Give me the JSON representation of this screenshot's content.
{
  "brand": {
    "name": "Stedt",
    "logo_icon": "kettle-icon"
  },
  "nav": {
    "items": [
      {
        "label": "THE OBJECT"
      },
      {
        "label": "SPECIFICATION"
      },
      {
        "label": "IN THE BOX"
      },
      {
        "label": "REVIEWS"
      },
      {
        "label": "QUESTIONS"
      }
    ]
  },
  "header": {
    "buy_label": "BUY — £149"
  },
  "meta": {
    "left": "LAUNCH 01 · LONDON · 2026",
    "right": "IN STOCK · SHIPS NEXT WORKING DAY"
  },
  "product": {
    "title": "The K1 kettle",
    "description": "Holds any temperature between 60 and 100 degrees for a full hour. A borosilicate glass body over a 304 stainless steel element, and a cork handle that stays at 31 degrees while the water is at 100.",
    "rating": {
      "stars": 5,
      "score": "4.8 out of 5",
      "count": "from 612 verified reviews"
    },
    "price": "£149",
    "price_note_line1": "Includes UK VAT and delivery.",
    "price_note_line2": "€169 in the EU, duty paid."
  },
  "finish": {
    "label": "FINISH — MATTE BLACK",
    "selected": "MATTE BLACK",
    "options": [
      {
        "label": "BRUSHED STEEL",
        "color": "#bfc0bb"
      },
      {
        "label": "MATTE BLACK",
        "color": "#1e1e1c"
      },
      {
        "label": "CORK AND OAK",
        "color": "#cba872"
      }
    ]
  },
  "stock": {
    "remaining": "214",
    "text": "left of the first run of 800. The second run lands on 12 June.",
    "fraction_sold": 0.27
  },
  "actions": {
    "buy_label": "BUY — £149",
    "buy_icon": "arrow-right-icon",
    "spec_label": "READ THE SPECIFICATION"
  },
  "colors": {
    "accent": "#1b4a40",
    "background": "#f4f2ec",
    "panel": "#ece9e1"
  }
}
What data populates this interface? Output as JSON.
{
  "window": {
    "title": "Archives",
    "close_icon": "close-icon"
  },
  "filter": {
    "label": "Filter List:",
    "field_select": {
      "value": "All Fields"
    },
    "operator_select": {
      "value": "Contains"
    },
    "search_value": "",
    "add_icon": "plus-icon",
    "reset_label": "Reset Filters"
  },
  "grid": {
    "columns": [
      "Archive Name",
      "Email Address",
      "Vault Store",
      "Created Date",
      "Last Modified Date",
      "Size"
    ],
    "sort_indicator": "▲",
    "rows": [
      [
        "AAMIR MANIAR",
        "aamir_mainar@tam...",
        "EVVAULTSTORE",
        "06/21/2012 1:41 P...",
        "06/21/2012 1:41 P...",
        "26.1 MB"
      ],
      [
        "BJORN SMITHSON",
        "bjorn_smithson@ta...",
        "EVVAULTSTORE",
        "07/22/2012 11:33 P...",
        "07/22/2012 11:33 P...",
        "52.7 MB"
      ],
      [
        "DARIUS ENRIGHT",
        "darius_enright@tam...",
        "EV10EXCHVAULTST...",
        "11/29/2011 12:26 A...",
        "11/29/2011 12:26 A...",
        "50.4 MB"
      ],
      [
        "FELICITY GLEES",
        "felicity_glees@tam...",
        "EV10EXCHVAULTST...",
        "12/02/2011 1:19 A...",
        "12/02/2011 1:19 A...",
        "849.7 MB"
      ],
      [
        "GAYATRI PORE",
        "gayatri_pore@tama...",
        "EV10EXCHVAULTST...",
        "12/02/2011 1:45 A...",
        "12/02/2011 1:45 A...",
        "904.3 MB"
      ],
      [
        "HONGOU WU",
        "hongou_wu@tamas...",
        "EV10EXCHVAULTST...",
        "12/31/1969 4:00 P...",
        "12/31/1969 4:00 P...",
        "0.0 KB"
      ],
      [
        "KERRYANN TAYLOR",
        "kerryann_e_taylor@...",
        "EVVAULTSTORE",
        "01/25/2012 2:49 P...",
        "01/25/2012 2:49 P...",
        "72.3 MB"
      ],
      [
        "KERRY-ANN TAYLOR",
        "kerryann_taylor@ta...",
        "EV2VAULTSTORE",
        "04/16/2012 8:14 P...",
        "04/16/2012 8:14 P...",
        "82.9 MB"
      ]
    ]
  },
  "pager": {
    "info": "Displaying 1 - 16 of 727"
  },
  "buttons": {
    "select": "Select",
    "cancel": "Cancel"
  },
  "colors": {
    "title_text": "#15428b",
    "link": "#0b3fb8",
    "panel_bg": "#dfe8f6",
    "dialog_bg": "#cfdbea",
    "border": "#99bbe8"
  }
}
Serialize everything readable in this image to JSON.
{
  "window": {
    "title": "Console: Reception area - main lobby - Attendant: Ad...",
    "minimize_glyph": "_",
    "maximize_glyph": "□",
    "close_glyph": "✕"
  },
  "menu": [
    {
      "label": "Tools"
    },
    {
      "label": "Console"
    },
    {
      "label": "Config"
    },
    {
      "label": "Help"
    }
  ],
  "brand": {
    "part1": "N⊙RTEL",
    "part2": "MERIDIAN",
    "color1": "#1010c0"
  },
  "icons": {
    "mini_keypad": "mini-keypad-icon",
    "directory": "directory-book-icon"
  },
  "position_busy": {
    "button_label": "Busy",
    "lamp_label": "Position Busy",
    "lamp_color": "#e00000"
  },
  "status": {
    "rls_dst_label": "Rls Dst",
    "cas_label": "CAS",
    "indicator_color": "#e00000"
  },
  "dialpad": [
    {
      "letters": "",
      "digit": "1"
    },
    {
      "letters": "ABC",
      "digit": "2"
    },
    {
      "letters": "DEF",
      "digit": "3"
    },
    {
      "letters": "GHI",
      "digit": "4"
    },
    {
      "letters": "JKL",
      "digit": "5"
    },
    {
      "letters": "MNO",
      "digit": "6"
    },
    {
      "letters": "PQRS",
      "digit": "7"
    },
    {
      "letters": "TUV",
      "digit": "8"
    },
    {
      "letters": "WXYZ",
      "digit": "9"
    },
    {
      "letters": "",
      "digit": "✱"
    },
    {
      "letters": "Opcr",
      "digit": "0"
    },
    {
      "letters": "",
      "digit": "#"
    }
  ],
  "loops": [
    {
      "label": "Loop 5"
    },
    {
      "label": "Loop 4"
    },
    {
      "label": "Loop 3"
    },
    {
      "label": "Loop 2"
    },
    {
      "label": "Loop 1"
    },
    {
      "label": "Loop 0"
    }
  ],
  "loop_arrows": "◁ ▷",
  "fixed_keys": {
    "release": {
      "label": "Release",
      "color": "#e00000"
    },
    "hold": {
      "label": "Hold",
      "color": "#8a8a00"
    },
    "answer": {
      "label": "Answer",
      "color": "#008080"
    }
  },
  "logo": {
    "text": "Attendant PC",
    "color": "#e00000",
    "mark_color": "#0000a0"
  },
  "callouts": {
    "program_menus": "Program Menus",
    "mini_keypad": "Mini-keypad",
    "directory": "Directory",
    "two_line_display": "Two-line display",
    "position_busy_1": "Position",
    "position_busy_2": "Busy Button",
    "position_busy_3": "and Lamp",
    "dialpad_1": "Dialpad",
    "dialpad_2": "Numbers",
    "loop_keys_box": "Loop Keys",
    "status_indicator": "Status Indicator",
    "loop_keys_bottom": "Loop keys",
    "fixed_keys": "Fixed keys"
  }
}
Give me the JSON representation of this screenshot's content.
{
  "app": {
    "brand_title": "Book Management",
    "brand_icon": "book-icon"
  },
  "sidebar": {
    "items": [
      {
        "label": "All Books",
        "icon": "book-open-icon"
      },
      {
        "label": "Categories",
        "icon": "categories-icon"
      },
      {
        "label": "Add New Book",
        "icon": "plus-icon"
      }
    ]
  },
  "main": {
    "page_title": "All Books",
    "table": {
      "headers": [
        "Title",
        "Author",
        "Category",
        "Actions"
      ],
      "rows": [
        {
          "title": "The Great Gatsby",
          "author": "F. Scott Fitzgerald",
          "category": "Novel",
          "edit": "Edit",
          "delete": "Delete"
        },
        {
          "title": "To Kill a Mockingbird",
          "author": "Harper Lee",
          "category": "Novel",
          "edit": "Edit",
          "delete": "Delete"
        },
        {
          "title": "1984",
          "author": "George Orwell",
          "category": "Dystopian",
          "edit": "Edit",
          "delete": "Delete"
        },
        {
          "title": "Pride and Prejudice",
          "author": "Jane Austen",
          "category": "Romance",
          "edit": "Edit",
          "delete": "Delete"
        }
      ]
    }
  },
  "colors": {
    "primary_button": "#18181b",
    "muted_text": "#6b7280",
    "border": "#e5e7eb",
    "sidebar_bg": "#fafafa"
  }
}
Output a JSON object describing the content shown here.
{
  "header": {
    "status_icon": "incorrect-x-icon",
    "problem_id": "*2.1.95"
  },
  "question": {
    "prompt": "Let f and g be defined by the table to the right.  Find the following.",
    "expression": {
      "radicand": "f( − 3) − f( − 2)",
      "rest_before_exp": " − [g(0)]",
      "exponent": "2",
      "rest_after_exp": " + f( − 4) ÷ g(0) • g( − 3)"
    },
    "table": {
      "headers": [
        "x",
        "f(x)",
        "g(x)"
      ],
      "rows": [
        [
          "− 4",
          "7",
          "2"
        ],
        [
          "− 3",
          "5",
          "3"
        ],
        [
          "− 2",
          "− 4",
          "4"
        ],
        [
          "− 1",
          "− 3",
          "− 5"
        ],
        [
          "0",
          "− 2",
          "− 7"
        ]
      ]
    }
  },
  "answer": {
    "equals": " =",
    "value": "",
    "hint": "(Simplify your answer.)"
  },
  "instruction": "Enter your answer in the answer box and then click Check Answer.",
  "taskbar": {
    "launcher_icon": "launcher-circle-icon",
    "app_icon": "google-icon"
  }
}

Set exercise:
Return the lines above, from the one containing "Output a JSON" to the end, exactly as they stand.

Result of this exercise:
Output a JSON object describing the content shown here.
{
  "header": {
    "status_icon": "incorrect-x-icon",
    "problem_id": "*2.1.95"
  },
  "question": {
    "prompt": "Let f and g be defined by the table to the right.  Find the following.",
    "expression": {
      "radicand": "f( − 3) − f( − 2)",
      "rest_before_exp": " − [g(0)]",
      "exponent": "2",
      "rest_after_exp": " + f( − 4) ÷ g(0) • g( − 3)"
    },
    "table": {
      "headers": [
        "x",
        "f(x)",
        "g(x)"
      ],
      "rows": [
        [
          "− 4",
          "7",
          "2"
        ],
        [
          "− 3",
          "5",
          "3"
        ],
        [
          "− 2",
          "− 4",
          "4"
        ],
        [
          "− 1",
          "− 3",
          "− 5"
        ],
        [
          "0",
          "− 2",
          "− 7"
        ]
      ]
    }
  },
  "answer": {
    "equals": " =",
    "value": "",
    "hint": "(Simplify your answer.)"
  },
  "instruction": "Enter your answer in the answer box and then click Check Answer.",
  "taskbar": {
    "launcher_icon": "launcher-circle-icon",
    "app_icon": "google-icon"
  }
}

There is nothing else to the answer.